We need to prepare the dataset and load it so that we can use it to train our model with LoRA.

In [None]:
# Re-import necessary libraries since the code execution state was reset.
from datasets import load_dataset

# Load and shuffle the dataset with a specified configuration
dataset = load_dataset("takala/financial_phrasebank", "sentences_allagree", split='train')
shuffled_dataset = dataset.shuffle(seed=50)

# Map numerical labels to string labels
label_mapping = {0: "negative", 1: "neutral", 2: "positive"}

# Format examples into "sentence" - "sentiment" format
formatted_examples = [
    f'"{example["sentence"]}" - "{label_mapping[example["label"]]}"' for example in shuffled_dataset
]

# Print the first 5 formatted examples
for example in formatted_examples[:10]:
    print(example)


In [None]:
from huggingface_hub import login
from kaggle_secrets import UserSecretsClient
user_secrets = UserSecretsClient()

[STATED PROBLEM]:
From the dataset-preparation notebook above, list every module that an import statement draws from.

[ENTRIES SUPPLIED]:

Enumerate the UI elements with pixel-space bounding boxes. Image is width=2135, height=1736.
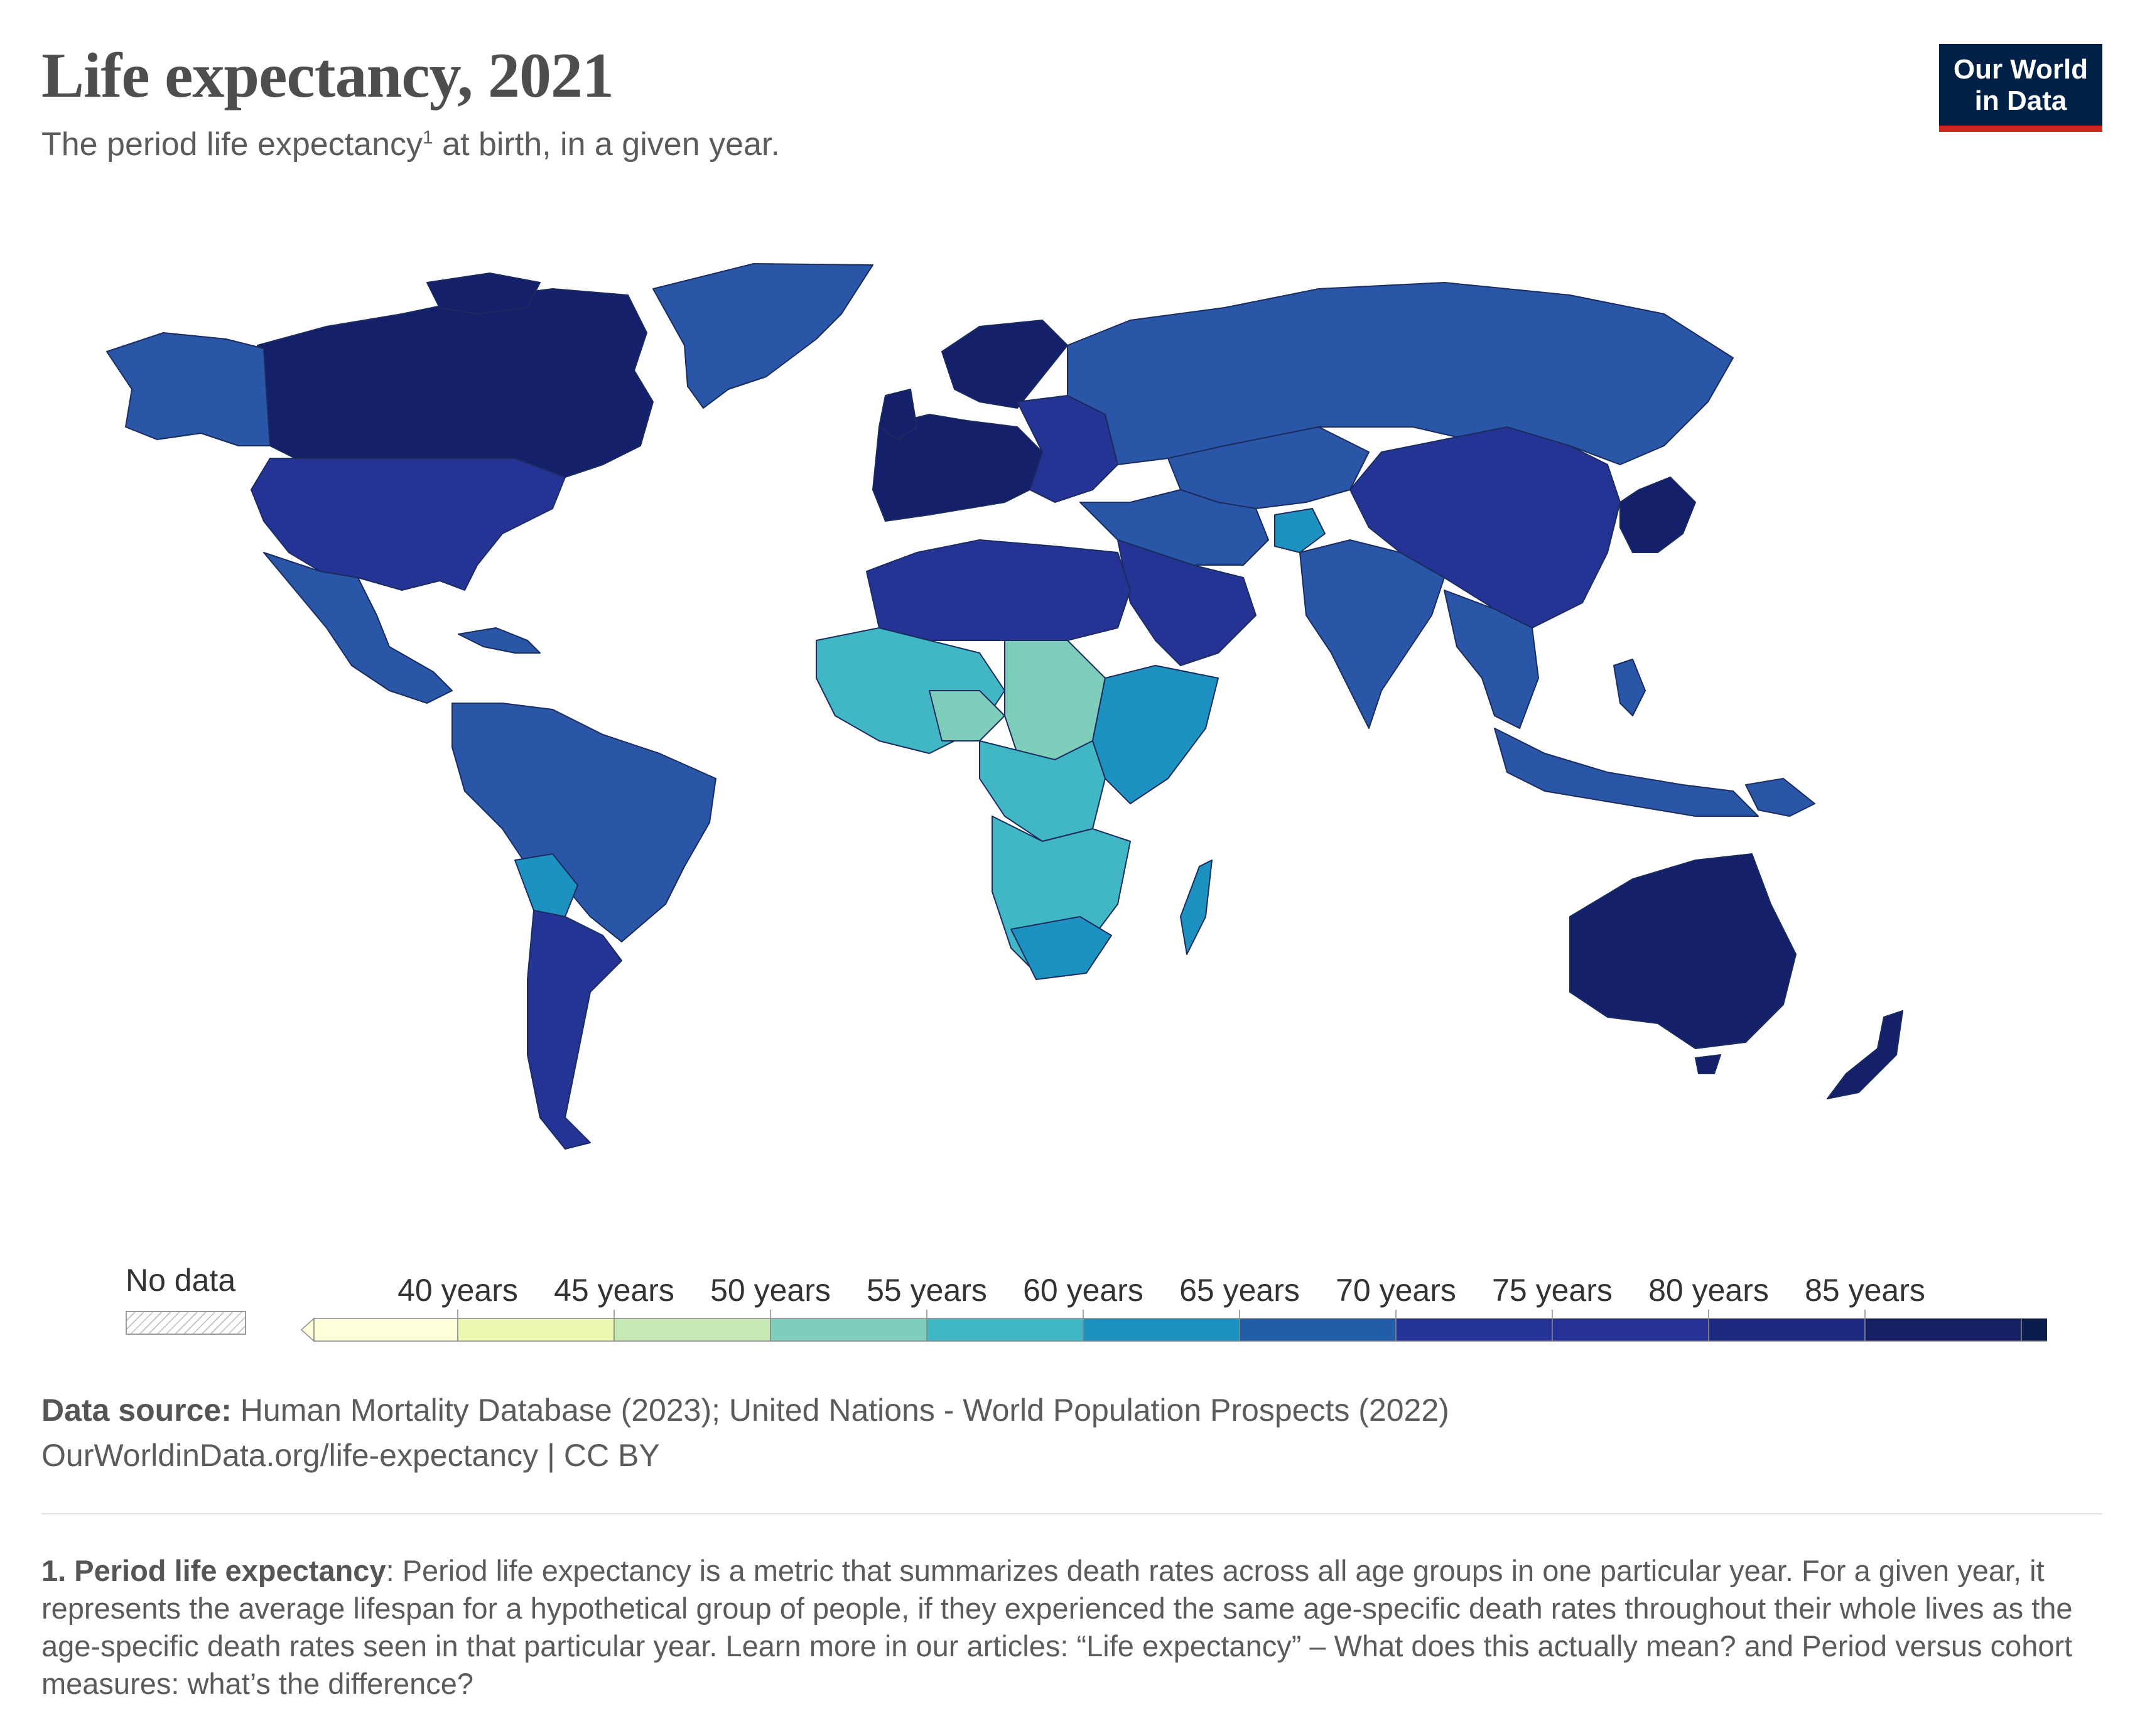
region-greenland[interactable] [652,263,873,409]
legend-swatch-6[interactable] [1239,1318,1397,1342]
region-mexico[interactable] [263,552,453,704]
subtitle-rest: at birth, in a given year. [433,126,780,163]
region-caribbean[interactable] [458,627,541,654]
legend-swatch-4[interactable] [926,1318,1084,1342]
region-arctic-islands[interactable] [426,272,541,315]
legend-swatch-3[interactable] [770,1318,927,1342]
region-uk[interactable] [878,389,917,440]
footnote-text: : Period life expectancy is a metric tha… [41,1554,2073,1700]
world-map[interactable] [0,239,2135,1205]
region-australia[interactable] [1569,853,1797,1049]
subtitle-text: The period life expectancy [41,126,423,163]
region-south-africa[interactable] [1010,916,1112,980]
region-madagascar[interactable] [1180,860,1213,955]
region-afghanistan[interactable] [1274,508,1326,553]
region-northern-south-america[interactable] [451,703,716,942]
legend-tick-label-9: 85 years [1805,1273,1925,1308]
legend-tick-label-4: 60 years [1023,1273,1143,1308]
footnote-label: 1. Period life expectancy [41,1554,386,1587]
region-indonesia[interactable] [1494,728,1759,817]
region-papua-new-guinea[interactable] [1745,778,1815,817]
legend-tick-label-6: 70 years [1336,1273,1456,1308]
region-southeast-asia[interactable] [1444,590,1539,729]
legend-tick-label-7: 75 years [1492,1273,1613,1308]
region-korea-japan[interactable] [1619,477,1696,553]
legend-tick-label-2: 50 years [710,1273,831,1308]
data-source: Data source: Human Mortality Database (2… [41,1388,1449,1478]
region-russia[interactable] [1067,282,1734,465]
region-philippines[interactable] [1613,659,1646,716]
region-east-africa[interactable] [1092,665,1219,804]
source-label: Data source: [41,1393,232,1428]
chart-subtitle: The period life expectancy1 at birth, in… [41,126,780,163]
region-india[interactable] [1299,539,1445,729]
region-tasmania[interactable] [1695,1054,1721,1074]
region-china[interactable] [1349,426,1621,628]
legend-swatch-11[interactable] [2021,1318,2047,1342]
legend-tick-label-3: 55 years [867,1273,987,1308]
legend-tick-label-0: 40 years [397,1273,518,1308]
owid-logo[interactable]: Our World in Data [1939,44,2102,132]
legend-no-data-swatch[interactable] [126,1311,246,1335]
legend-swatch-1[interactable] [457,1318,615,1342]
region-scandinavia[interactable] [941,320,1068,409]
divider [41,1513,2102,1514]
region-western-europe[interactable] [872,414,1043,522]
region-usa[interactable] [251,458,566,591]
region-canada[interactable] [257,288,654,478]
footnote-marker[interactable]: 1 [423,127,433,148]
logo-line2: in Data [1974,85,2067,116]
legend-swatch-2[interactable] [613,1318,771,1342]
legend-swatch-0[interactable] [313,1318,458,1342]
region-nigeria[interactable] [929,690,1005,741]
color-legend[interactable]: 40 years 45 years 50 years 55 years 60 years… [289,1256,2047,1350]
legend-swatch-9[interactable] [1708,1318,1866,1342]
chart-title: Life expectancy, 2021 [41,40,614,111]
region-arabian-peninsula[interactable] [1117,539,1257,666]
legend-tick-label-1: 45 years [554,1273,674,1308]
source-url[interactable]: OurWorldinData.org/life-expectancy | CC … [41,1438,660,1473]
legend-tick-label-5: 65 years [1179,1273,1300,1308]
region-bolivia[interactable] [514,853,578,917]
logo-line1: Our World [1953,54,2089,85]
region-alaska[interactable] [106,332,271,446]
region-new-zealand[interactable] [1827,1010,1903,1099]
legend-arrow-left [300,1317,315,1342]
legend-tick-label-8: 80 years [1648,1273,1769,1308]
legend-swatch-10[interactable] [1864,1318,2022,1342]
legend-no-data-label: No data [126,1263,236,1298]
legend-swatch-7[interactable] [1395,1318,1553,1342]
legend-swatch-8[interactable] [1552,1318,1709,1342]
source-text: Human Mortality Database (2023); United … [231,1393,1449,1428]
footnote: 1. Period life expectancy: Period life e… [41,1552,2076,1703]
legend-swatch-5[interactable] [1083,1318,1240,1342]
region-north-africa[interactable] [866,539,1131,641]
region-southern-cone[interactable] [527,910,622,1150]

[TASK SOLUTION]:
datasets, huggingface_hub, kaggle_secrets